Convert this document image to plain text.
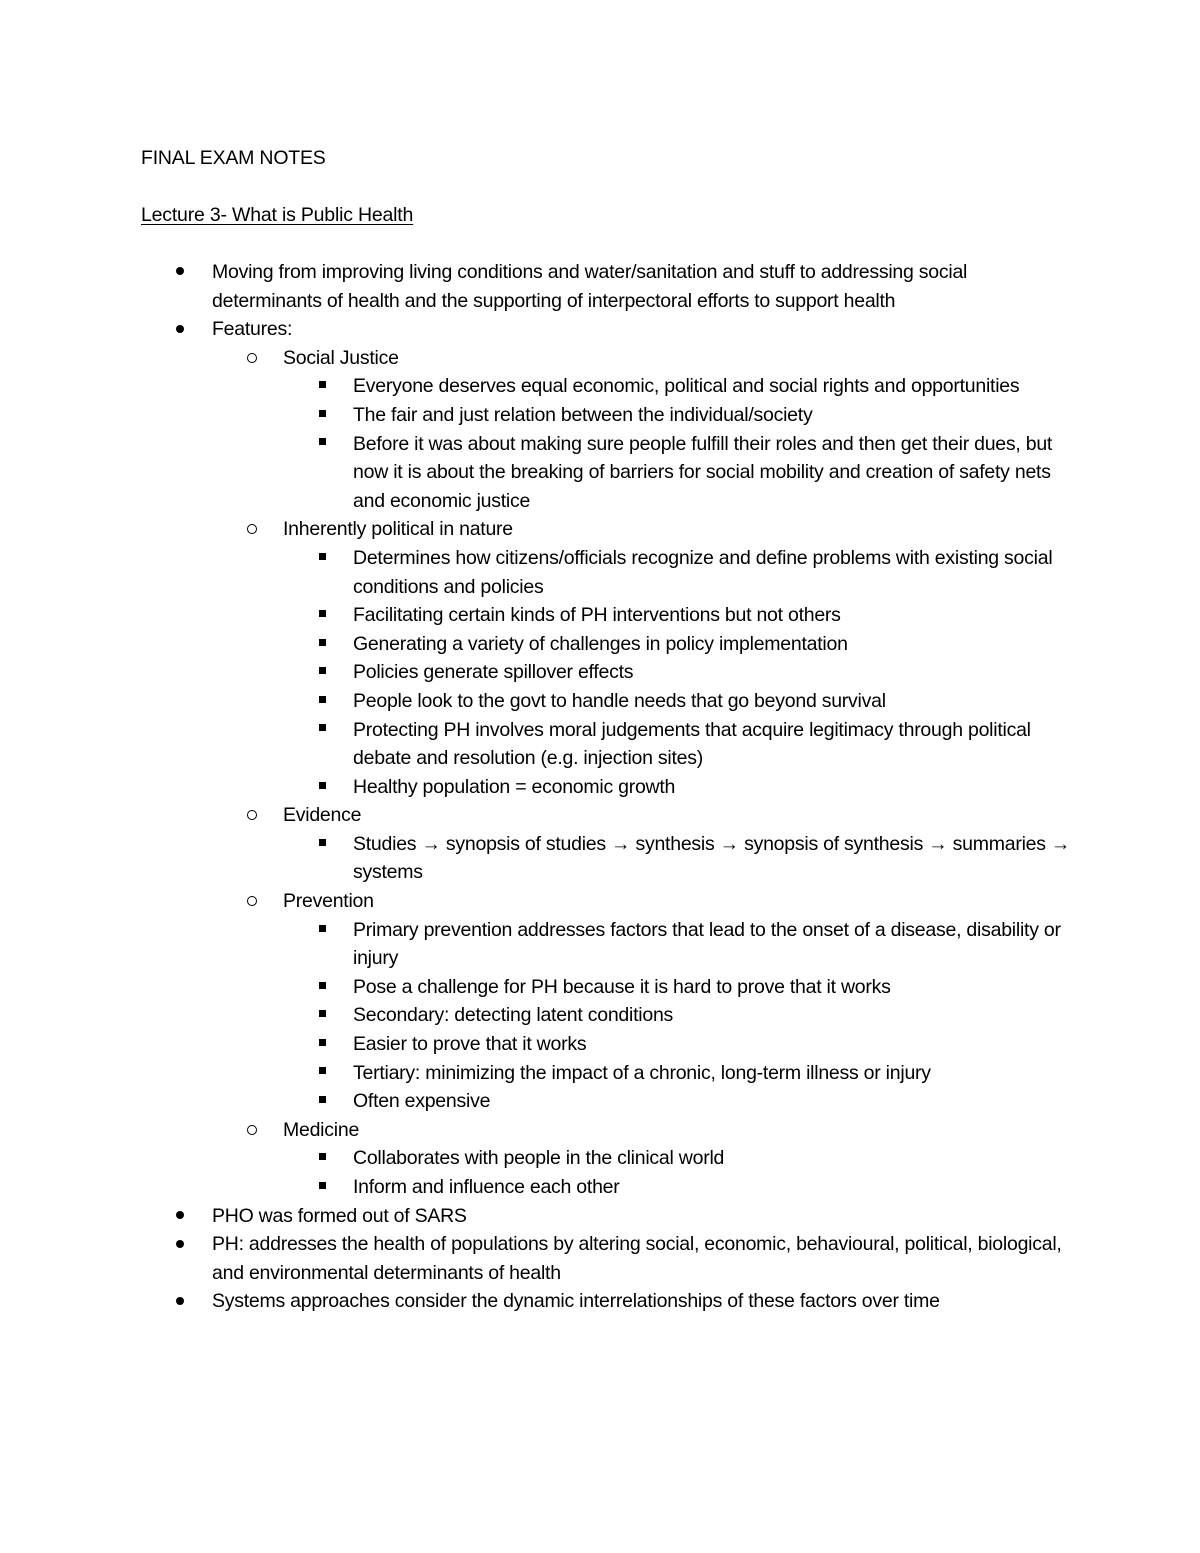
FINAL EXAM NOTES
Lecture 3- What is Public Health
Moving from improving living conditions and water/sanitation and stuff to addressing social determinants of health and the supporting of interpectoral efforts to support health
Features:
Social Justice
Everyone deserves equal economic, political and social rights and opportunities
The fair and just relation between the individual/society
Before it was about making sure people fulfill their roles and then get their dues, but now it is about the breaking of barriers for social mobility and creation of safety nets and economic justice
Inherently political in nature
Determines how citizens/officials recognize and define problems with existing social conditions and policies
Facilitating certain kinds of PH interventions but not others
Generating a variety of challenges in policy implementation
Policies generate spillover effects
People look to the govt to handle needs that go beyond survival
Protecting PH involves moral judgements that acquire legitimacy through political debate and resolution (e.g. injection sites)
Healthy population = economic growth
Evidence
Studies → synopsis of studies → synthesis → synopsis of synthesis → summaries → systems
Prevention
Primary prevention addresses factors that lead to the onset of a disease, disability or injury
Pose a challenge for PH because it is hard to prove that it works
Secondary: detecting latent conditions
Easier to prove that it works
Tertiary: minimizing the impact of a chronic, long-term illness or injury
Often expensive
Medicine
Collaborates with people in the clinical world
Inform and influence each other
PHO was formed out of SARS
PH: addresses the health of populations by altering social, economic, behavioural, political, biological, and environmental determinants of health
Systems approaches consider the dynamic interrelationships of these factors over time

• STATED PROBLEM: In the material above, find each line that contains the word "factors", and select it.

• FINAL RESULT:
Primary prevention addresses factors that lead to the onset of a disease, disability or injury
Systems approaches consider the dynamic interrelationships of these factors over time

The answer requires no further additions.